[Records from a data collection]
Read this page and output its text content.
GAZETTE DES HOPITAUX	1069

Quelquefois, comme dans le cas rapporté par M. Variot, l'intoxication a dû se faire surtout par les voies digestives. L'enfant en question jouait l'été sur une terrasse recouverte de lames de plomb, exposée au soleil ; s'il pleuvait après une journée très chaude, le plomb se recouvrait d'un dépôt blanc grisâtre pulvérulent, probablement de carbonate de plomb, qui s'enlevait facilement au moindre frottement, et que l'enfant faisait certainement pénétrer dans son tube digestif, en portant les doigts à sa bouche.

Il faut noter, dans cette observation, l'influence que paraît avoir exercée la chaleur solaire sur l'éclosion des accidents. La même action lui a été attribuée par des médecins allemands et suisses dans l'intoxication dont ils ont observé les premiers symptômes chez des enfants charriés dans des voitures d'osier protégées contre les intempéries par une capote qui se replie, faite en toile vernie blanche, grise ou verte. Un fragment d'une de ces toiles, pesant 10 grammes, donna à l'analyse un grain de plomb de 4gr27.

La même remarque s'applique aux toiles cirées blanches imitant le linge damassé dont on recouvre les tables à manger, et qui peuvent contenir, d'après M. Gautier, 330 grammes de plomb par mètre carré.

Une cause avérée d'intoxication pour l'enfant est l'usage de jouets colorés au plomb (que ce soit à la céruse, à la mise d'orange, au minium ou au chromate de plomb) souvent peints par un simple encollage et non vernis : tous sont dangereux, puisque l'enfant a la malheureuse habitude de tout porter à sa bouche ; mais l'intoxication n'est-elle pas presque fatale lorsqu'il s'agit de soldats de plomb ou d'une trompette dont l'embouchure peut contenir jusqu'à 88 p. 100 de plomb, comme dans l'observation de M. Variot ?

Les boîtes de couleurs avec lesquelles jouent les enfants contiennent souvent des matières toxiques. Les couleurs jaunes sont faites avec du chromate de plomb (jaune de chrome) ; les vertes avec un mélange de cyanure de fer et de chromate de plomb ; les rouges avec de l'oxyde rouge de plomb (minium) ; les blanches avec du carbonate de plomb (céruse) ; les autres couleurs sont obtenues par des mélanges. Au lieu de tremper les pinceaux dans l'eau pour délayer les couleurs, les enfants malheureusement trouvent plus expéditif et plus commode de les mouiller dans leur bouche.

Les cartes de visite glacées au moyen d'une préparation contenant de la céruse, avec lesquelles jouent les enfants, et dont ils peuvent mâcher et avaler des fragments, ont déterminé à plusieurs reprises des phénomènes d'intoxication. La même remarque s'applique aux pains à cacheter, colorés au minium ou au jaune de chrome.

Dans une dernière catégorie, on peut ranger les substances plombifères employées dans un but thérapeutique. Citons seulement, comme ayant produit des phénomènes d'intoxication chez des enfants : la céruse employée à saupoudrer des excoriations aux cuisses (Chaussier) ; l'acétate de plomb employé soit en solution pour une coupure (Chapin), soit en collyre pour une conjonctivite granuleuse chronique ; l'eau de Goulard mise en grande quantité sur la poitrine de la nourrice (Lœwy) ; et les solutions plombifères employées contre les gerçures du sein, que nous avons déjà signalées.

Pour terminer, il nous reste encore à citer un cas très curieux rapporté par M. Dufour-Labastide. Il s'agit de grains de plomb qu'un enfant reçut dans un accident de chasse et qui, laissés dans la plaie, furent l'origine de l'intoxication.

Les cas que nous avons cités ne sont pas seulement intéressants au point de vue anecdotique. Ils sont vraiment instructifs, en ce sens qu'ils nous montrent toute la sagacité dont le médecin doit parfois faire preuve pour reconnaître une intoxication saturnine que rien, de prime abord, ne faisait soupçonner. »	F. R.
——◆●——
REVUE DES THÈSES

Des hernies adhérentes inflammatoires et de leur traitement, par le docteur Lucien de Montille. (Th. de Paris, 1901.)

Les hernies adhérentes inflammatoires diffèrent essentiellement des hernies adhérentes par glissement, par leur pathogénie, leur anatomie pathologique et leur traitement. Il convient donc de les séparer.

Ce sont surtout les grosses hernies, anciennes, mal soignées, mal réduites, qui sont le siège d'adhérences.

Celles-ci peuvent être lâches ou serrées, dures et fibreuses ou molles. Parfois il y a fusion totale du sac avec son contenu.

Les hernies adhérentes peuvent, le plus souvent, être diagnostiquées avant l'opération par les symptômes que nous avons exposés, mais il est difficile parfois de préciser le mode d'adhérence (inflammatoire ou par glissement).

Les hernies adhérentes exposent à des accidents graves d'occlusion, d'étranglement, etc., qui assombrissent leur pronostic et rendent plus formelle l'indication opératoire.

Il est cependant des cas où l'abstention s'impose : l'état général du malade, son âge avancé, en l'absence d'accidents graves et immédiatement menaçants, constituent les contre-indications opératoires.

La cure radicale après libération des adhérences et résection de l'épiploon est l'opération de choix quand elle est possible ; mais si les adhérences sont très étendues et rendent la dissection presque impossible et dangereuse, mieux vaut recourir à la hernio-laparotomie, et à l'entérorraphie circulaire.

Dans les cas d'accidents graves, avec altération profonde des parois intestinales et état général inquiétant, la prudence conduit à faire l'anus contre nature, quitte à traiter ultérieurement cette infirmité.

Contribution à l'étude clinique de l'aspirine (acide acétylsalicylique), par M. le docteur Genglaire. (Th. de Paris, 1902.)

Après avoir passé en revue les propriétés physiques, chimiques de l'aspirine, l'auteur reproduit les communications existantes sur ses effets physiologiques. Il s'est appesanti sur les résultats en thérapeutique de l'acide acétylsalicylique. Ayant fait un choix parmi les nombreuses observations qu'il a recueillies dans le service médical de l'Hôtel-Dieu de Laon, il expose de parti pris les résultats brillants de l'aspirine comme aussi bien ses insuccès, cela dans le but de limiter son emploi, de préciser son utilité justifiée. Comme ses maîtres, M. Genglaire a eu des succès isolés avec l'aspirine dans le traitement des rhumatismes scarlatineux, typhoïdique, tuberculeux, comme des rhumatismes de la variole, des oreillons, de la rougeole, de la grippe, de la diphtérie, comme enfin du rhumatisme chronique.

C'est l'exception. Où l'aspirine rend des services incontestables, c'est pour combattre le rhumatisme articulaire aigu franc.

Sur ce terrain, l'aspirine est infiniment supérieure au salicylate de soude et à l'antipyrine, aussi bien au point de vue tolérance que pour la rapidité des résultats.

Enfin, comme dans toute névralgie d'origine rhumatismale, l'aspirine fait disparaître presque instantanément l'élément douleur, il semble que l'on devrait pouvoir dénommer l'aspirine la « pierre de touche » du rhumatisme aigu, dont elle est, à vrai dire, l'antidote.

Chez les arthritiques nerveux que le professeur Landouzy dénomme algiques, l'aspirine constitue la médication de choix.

[WRITTEN EXERCISE]
Quote each line above in full, word for word.

[RIGHT ANSWER]
Read this page and output its text content.
GAZETTE DES HOPITAUX	1069

Quelquefois, comme dans le cas rapporté par M. Variot, l'intoxication a dû se faire surtout par les voies digestives. L'enfant en question jouait l'été sur une terrasse recouverte de lames de plomb, exposée au soleil ; s'il pleuvait après une journée très chaude, le plomb se recouvrait d'un dépôt blanc grisâtre pulvérulent, probablement de carbonate de plomb, qui s'enlevait facilement au moindre frottement, et que l'enfant faisait certainement pénétrer dans son tube digestif, en portant les doigts à sa bouche.

Il faut noter, dans cette observation, l'influence que paraît avoir exercée la chaleur solaire sur l'éclosion des accidents. La même action lui a été attribuée par des médecins allemands et suisses dans l'intoxication dont ils ont observé les premiers symptômes chez des enfants charriés dans des voitures d'osier protégées contre les intempéries par une capote qui se replie, faite en toile vernie blanche, grise ou verte. Un fragment d'une de ces toiles, pesant 10 grammes, donna à l'analyse un grain de plomb de 4gr27.

La même remarque s'applique aux toiles cirées blanches imitant le linge damassé dont on recouvre les tables à manger, et qui peuvent contenir, d'après M. Gautier, 330 grammes de plomb par mètre carré.

Une cause avérée d'intoxication pour l'enfant est l'usage de jouets colorés au plomb (que ce soit à la céruse, à la mise d'orange, au minium ou au chromate de plomb) souvent peints par un simple encollage et non vernis : tous sont dangereux, puisque l'enfant a la malheureuse habitude de tout porter à sa bouche ; mais l'intoxication n'est-elle pas presque fatale lorsqu'il s'agit de soldats de plomb ou d'une trompette dont l'embouchure peut contenir jusqu'à 88 p. 100 de plomb, comme dans l'observation de M. Variot ?

Les boîtes de couleurs avec lesquelles jouent les enfants contiennent souvent des matières toxiques. Les couleurs jaunes sont faites avec du chromate de plomb (jaune de chrome) ; les vertes avec un mélange de cyanure de fer et de chromate de plomb ; les rouges avec de l'oxyde rouge de plomb (minium) ; les blanches avec du carbonate de plomb (céruse) ; les autres couleurs sont obtenues par des mélanges. Au lieu de tremper les pinceaux dans l'eau pour délayer les couleurs, les enfants malheureusement trouvent plus expéditif et plus commode de les mouiller dans leur bouche.

Les cartes de visite glacées au moyen d'une préparation contenant de la céruse, avec lesquelles jouent les enfants, et dont ils peuvent mâcher et avaler des fragments, ont déterminé à plusieurs reprises des phénomènes d'intoxication. La même remarque s'applique aux pains à cacheter, colorés au minium ou au jaune de chrome.

Dans une dernière catégorie, on peut ranger les substances plombifères employées dans un but thérapeutique. Citons seulement, comme ayant produit des phénomènes d'intoxication chez des enfants : la céruse employée à saupoudrer des excoriations aux cuisses (Chaussier) ; l'acétate de plomb employé soit en solution pour une coupure (Chapin), soit en collyre pour une conjonctivite granuleuse chronique ; l'eau de Goulard mise en grande quantité sur la poitrine de la nourrice (Lœwy) ; et les solutions plombifères employées contre les gerçures du sein, que nous avons déjà signalées.

Pour terminer, il nous reste encore à citer un cas très curieux rapporté par M. Dufour-Labastide. Il s'agit de grains de plomb qu'un enfant reçut dans un accident de chasse et qui, laissés dans la plaie, furent l'origine de l'intoxication.

Les cas que nous avons cités ne sont pas seulement intéressants au point de vue anecdotique. Ils sont vraiment instructifs, en ce sens qu'ils nous montrent toute la sagacité dont le médecin doit parfois faire preuve pour reconnaître une intoxication saturnine que rien, de prime abord, ne faisait soupçonner. »	F. R.
——◆●——
REVUE DES THÈSES

Des hernies adhérentes inflammatoires et de leur traitement, par le docteur Lucien de Montille. (Th. de Paris, 1901.)

Les hernies adhérentes inflammatoires diffèrent essentiellement des hernies adhérentes par glissement, par leur pathogénie, leur anatomie pathologique et leur traitement. Il convient donc de les séparer.

Ce sont surtout les grosses hernies, anciennes, mal soignées, mal réduites, qui sont le siège d'adhérences.

Celles-ci peuvent être lâches ou serrées, dures et fibreuses ou molles. Parfois il y a fusion totale du sac avec son contenu.

Les hernies adhérentes peuvent, le plus souvent, être diagnostiquées avant l'opération par les symptômes que nous avons exposés, mais il est difficile parfois de préciser le mode d'adhérence (inflammatoire ou par glissement).

Les hernies adhérentes exposent à des accidents graves d'occlusion, d'étranglement, etc., qui assombrissent leur pronostic et rendent plus formelle l'indication opératoire.

Il est cependant des cas où l'abstention s'impose : l'état général du malade, son âge avancé, en l'absence d'accidents graves et immédiatement menaçants, constituent les contre-indications opératoires.

La cure radicale après libération des adhérences et résection de l'épiploon est l'opération de choix quand elle est possible ; mais si les adhérences sont très étendues et rendent la dissection presque impossible et dangereuse, mieux vaut recourir à la hernio-laparotomie, et à l'entérorraphie circulaire.

Dans les cas d'accidents graves, avec altération profonde des parois intestinales et état général inquiétant, la prudence conduit à faire l'anus contre nature, quitte à traiter ultérieurement cette infirmité.

Contribution à l'étude clinique de l'aspirine (acide acétylsalicylique), par M. le docteur Genglaire. (Th. de Paris, 1902.)

Après avoir passé en revue les propriétés physiques, chimiques de l'aspirine, l'auteur reproduit les communications existantes sur ses effets physiologiques. Il s'est appesanti sur les résultats en thérapeutique de l'acide acétylsalicylique. Ayant fait un choix parmi les nombreuses observations qu'il a recueillies dans le service médical de l'Hôtel-Dieu de Laon, il expose de parti pris les résultats brillants de l'aspirine comme aussi bien ses insuccès, cela dans le but de limiter son emploi, de préciser son utilité justifiée. Comme ses maîtres, M. Genglaire a eu des succès isolés avec l'aspirine dans le traitement des rhumatismes scarlatineux, typhoïdique, tuberculeux, comme des rhumatismes de la variole, des oreillons, de la rougeole, de la grippe, de la diphtérie, comme enfin du rhumatisme chronique.

C'est l'exception. Où l'aspirine rend des services incontestables, c'est pour combattre le rhumatisme articulaire aigu franc.

Sur ce terrain, l'aspirine est infiniment supérieure au salicylate de soude et à l'antipyrine, aussi bien au point de vue tolérance que pour la rapidité des résultats.

Enfin, comme dans toute névralgie d'origine rhumatismale, l'aspirine fait disparaître presque instantanément l'élément douleur, il semble que l'on devrait pouvoir dénommer l'aspirine la « pierre de touche » du rhumatisme aigu, dont elle est, à vrai dire, l'antidote.

Chez les arthritiques nerveux que le professeur Landouzy dénomme algiques, l'aspirine constitue la médication de choix.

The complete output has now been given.